# AIM OF THE EXERCISE
Reproduce all the material exactly, minus any pictures it holds.

-------

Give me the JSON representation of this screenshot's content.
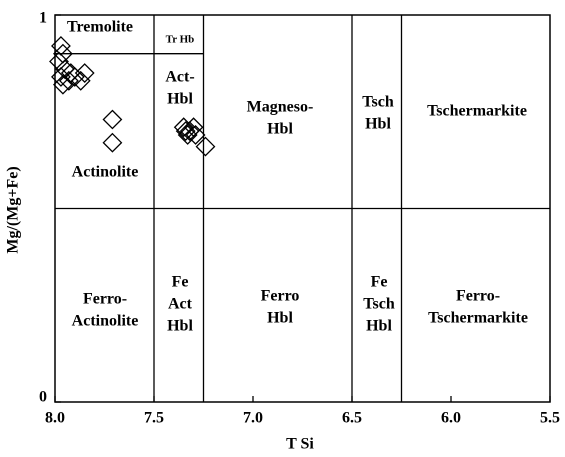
{
  "chart_data": {
    "type": "scatter",
    "x_label": "T Si",
    "y_label": "Mg/(Mg+Fe)",
    "xlim": [
      8.0,
      5.5
    ],
    "ylim": [
      0,
      1
    ],
    "xticks": [
      {
        "value": 8.0,
        "label": "8.0"
      },
      {
        "value": 7.5,
        "label": "7.5"
      },
      {
        "value": 7.0,
        "label": "7.0"
      },
      {
        "value": 6.5,
        "label": "6.5"
      },
      {
        "value": 6.0,
        "label": "6.0"
      },
      {
        "value": 5.5,
        "label": "5.5"
      }
    ],
    "yticks": [
      0,
      1
    ],
    "color": "#000000",
    "x": [
      7.97,
      7.96,
      7.98,
      7.95,
      7.92,
      7.97,
      7.93,
      7.9,
      7.85,
      7.96,
      7.87,
      7.71,
      7.71,
      7.34,
      7.32,
      7.35,
      7.3,
      7.33,
      7.29,
      7.24
    ],
    "values": [
      0.92,
      0.9,
      0.88,
      0.86,
      0.85,
      0.84,
      0.83,
      0.84,
      0.85,
      0.82,
      0.83,
      0.73,
      0.67,
      0.7,
      0.7,
      0.71,
      0.71,
      0.69,
      0.69,
      0.66
    ],
    "lines": [
      {
        "x": [
          7.5,
          7.5
        ],
        "y": [
          0,
          1
        ]
      },
      {
        "x": [
          7.25,
          7.25
        ],
        "y": [
          0,
          1
        ]
      },
      {
        "x": [
          6.5,
          6.5
        ],
        "y": [
          0,
          1
        ]
      },
      {
        "x": [
          6.25,
          6.25
        ],
        "y": [
          0,
          1
        ]
      },
      {
        "x": [
          8.0,
          5.5
        ],
        "y": [
          0.5,
          0.5
        ]
      },
      {
        "x": [
          8.0,
          7.25
        ],
        "y": [
          0.9,
          0.9
        ]
      }
    ],
    "annotations": [
      [
        "Tremolite"
      ],
      [
        "Tr Hb"
      ],
      [
        "Act-",
        "Hbl"
      ],
      [
        "Magneso-",
        "Hbl"
      ],
      [
        "Tsch",
        "Hbl"
      ],
      [
        "Tschermarkite"
      ],
      [
        "Actinolite"
      ],
      [
        "Ferro-",
        "Actinolite"
      ],
      [
        "Fe",
        "Act",
        "Hbl"
      ],
      [
        "Ferro",
        "Hbl"
      ],
      [
        "Fe",
        "Tsch",
        "Hbl"
      ],
      [
        "Ferro-",
        "Tschermarkite"
      ]
    ]
  }
}
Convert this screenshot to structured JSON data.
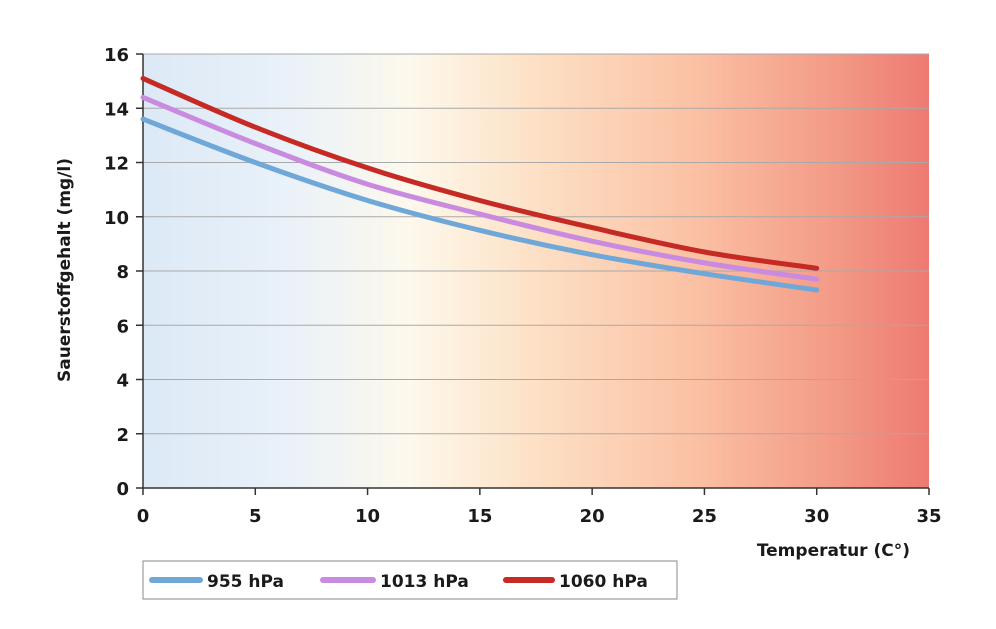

-------

# COMPLETED TASK
Give me the JSON representation of this screenshot's content.
{
  "chart_data": {
    "type": "scatter",
    "x_label": "T Si",
    "y_label": "Mg/(Mg+Fe)",
    "xlim": [
      8.0,
      5.5
    ],
    "ylim": [
      0,
      1
    ],
    "xticks": [
      {
        "value": 8.0,
        "label": "8.0"
      },
      {
        "value": 7.5,
        "label": "7.5"
      },
      {
        "value": 7.0,
        "label": "7.0"
      },
      {
        "value": 6.5,
        "label": "6.5"
      },
      {
        "value": 6.0,
        "label": "6.0"
      },
      {
        "value": 5.5,
        "label": "5.5"
      }
    ],
    "yticks": [
      0,
      1
    ],
    "color": "#000000",
    "x": [
      7.97,
      7.96,
      7.98,
      7.95,
      7.92,
      7.97,
      7.93,
      7.9,
      7.85,
      7.96,
      7.87,
      7.71,
      7.71,
      7.34,
      7.32,
      7.35,
      7.3,
      7.33,
      7.29,
      7.24
    ],
    "values": [
      0.92,
      0.9,
      0.88,
      0.86,
      0.85,
      0.84,
      0.83,
      0.84,
      0.85,
      0.82,
      0.83,
      0.73,
      0.67,
      0.7,
      0.7,
      0.71,
      0.71,
      0.69,
      0.69,
      0.66
    ],
    "lines": [
      {
        "x": [
          7.5,
          7.5
        ],
        "y": [
          0,
          1
        ]
      },
      {
        "x": [
          7.25,
          7.25
        ],
        "y": [
          0,
          1
        ]
      },
      {
        "x": [
          6.5,
          6.5
        ],
        "y": [
          0,
          1
        ]
      },
      {
        "x": [
          6.25,
          6.25
        ],
        "y": [
          0,
          1
        ]
      },
      {
        "x": [
          8.0,
          5.5
        ],
        "y": [
          0.5,
          0.5
        ]
      },
      {
        "x": [
          8.0,
          7.25
        ],
        "y": [
          0.9,
          0.9
        ]
      }
    ],
    "annotations": [
      [
        "Tremolite"
      ],
      [
        "Tr Hb"
      ],
      [
        "Act-",
        "Hbl"
      ],
      [
        "Magneso-",
        "Hbl"
      ],
      [
        "Tsch",
        "Hbl"
      ],
      [
        "Tschermarkite"
      ],
      [
        "Actinolite"
      ],
      [
        "Ferro-",
        "Actinolite"
      ],
      [
        "Fe",
        "Act",
        "Hbl"
      ],
      [
        "Ferro",
        "Hbl"
      ],
      [
        "Fe",
        "Tsch",
        "Hbl"
      ],
      [
        "Ferro-",
        "Tschermarkite"
      ]
    ]
  }
}
Convert this screenshot to structured JSON data.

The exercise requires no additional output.